[Exercise instructions]
Output the lines that follow exactly as they are.

[Input for this task]
[start]
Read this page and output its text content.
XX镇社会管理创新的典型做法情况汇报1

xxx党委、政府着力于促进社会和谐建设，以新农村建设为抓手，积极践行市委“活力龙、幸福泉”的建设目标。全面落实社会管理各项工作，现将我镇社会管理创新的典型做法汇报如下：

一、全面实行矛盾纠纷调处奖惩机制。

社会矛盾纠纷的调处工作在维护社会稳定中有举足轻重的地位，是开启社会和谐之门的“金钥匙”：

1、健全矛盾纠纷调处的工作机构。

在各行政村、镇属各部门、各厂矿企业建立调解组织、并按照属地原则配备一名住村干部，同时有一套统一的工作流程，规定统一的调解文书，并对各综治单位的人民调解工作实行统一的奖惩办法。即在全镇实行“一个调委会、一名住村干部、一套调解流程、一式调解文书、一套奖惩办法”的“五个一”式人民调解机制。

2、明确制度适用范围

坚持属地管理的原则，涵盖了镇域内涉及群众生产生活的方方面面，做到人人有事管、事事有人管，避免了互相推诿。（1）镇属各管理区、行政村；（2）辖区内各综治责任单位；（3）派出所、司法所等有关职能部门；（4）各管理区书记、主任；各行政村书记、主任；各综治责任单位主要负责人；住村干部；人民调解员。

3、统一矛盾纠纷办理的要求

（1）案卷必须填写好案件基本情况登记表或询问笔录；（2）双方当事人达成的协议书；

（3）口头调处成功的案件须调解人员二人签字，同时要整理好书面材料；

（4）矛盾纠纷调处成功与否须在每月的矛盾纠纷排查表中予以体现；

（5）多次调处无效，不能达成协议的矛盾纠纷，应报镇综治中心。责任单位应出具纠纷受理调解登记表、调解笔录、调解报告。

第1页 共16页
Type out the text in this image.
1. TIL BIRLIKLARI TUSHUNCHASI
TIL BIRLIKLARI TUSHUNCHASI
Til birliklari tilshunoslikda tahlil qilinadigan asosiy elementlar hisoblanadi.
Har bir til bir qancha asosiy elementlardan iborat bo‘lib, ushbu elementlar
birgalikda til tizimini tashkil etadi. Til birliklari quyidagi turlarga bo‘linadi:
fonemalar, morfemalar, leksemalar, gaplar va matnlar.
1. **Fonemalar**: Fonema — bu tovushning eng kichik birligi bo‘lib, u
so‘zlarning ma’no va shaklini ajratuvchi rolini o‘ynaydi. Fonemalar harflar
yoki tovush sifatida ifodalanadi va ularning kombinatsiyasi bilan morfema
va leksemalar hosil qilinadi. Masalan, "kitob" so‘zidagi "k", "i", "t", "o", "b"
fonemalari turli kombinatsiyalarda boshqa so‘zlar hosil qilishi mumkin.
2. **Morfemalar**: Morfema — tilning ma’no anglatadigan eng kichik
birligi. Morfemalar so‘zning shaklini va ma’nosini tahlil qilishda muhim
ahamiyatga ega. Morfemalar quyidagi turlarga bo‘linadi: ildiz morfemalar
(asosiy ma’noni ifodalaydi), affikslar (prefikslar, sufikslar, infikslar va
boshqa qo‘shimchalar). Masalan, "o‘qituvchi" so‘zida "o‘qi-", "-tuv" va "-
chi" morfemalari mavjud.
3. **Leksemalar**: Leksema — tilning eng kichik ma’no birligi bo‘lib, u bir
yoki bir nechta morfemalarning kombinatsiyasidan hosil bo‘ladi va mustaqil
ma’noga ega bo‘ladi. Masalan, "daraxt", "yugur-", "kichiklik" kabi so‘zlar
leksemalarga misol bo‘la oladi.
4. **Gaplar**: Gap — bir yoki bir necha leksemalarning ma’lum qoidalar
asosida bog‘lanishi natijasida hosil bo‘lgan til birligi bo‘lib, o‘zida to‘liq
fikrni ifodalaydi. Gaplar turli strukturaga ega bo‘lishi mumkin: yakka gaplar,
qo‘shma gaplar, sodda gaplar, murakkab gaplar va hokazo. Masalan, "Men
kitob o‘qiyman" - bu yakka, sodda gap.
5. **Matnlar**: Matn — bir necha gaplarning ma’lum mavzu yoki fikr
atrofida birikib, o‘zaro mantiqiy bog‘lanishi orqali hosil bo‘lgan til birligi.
[end]
[The response]
Read this page and output its text content.
XX镇社会管理创新的典型做法情况汇报1

xxx党委、政府着力于促进社会和谐建设，以新农村建设为抓手，积极践行市委“活力龙、幸福泉”的建设目标。全面落实社会管理各项工作，现将我镇社会管理创新的典型做法汇报如下：

一、全面实行矛盾纠纷调处奖惩机制。

社会矛盾纠纷的调处工作在维护社会稳定中有举足轻重的地位，是开启社会和谐之门的“金钥匙”：

1、健全矛盾纠纷调处的工作机构。

在各行政村、镇属各部门、各厂矿企业建立调解组织、并按照属地原则配备一名住村干部，同时有一套统一的工作流程，规定统一的调解文书，并对各综治单位的人民调解工作实行统一的奖惩办法。即在全镇实行“一个调委会、一名住村干部、一套调解流程、一式调解文书、一套奖惩办法”的“五个一”式人民调解机制。

2、明确制度适用范围

坚持属地管理的原则，涵盖了镇域内涉及群众生产生活的方方面面，做到人人有事管、事事有人管，避免了互相推诿。（1）镇属各管理区、行政村；（2）辖区内各综治责任单位；（3）派出所、司法所等有关职能部门；（4）各管理区书记、主任；各行政村书记、主任；各综治责任单位主要负责人；住村干部；人民调解员。

3、统一矛盾纠纷办理的要求

（1）案卷必须填写好案件基本情况登记表或询问笔录；（2）双方当事人达成的协议书；

（3）口头调处成功的案件须调解人员二人签字，同时要整理好书面材料；

（4）矛盾纠纷调处成功与否须在每月的矛盾纠纷排查表中予以体现；

（5）多次调处无效，不能达成协议的矛盾纠纷，应报镇综治中心。责任单位应出具纠纷受理调解登记表、调解笔录、调解报告。

第1页 共16页
Type out the text in this image.
1. TIL BIRLIKLARI TUSHUNCHASI
TIL BIRLIKLARI TUSHUNCHASI
Til birliklari tilshunoslikda tahlil qilinadigan asosiy elementlar hisoblanadi.
Har bir til bir qancha asosiy elementlardan iborat bo‘lib, ushbu elementlar
birgalikda til tizimini tashkil etadi. Til birliklari quyidagi turlarga bo‘linadi:
fonemalar, morfemalar, leksemalar, gaplar va matnlar.
1. **Fonemalar**: Fonema — bu tovushning eng kichik birligi bo‘lib, u
so‘zlarning ma’no va shaklini ajratuvchi rolini o‘ynaydi. Fonemalar harflar
yoki tovush sifatida ifodalanadi va ularning kombinatsiyasi bilan morfema
va leksemalar hosil qilinadi. Masalan, "kitob" so‘zidagi "k", "i", "t", "o", "b"
fonemalari turli kombinatsiyalarda boshqa so‘zlar hosil qilishi mumkin.
2. **Morfemalar**: Morfema — tilning ma’no anglatadigan eng kichik
birligi. Morfemalar so‘zning shaklini va ma’nosini tahlil qilishda muhim
ahamiyatga ega. Morfemalar quyidagi turlarga bo‘linadi: ildiz morfemalar
(asosiy ma’noni ifodalaydi), affikslar (prefikslar, sufikslar, infikslar va
boshqa qo‘shimchalar). Masalan, "o‘qituvchi" so‘zida "o‘qi-", "-tuv" va "-
chi" morfemalari mavjud.
3. **Leksemalar**: Leksema — tilning eng kichik ma’no birligi bo‘lib, u bir
yoki bir nechta morfemalarning kombinatsiyasidan hosil bo‘ladi va mustaqil
ma’noga ega bo‘ladi. Masalan, "daraxt", "yugur-", "kichiklik" kabi so‘zlar
leksemalarga misol bo‘la oladi.
4. **Gaplar**: Gap — bir yoki bir necha leksemalarning ma’lum qoidalar
asosida bog‘lanishi natijasida hosil bo‘lgan til birligi bo‘lib, o‘zida to‘liq
fikrni ifodalaydi. Gaplar turli strukturaga ega bo‘lishi mumkin: yakka gaplar,
qo‘shma gaplar, sodda gaplar, murakkab gaplar va hokazo. Masalan, "Men
kitob o‘qiyman" - bu yakka, sodda gap.
5. **Matnlar**: Matn — bir necha gaplarning ma’lum mavzu yoki fikr
atrofida birikib, o‘zaro mantiqiy bog‘lanishi orqali hosil bo‘lgan til birligi.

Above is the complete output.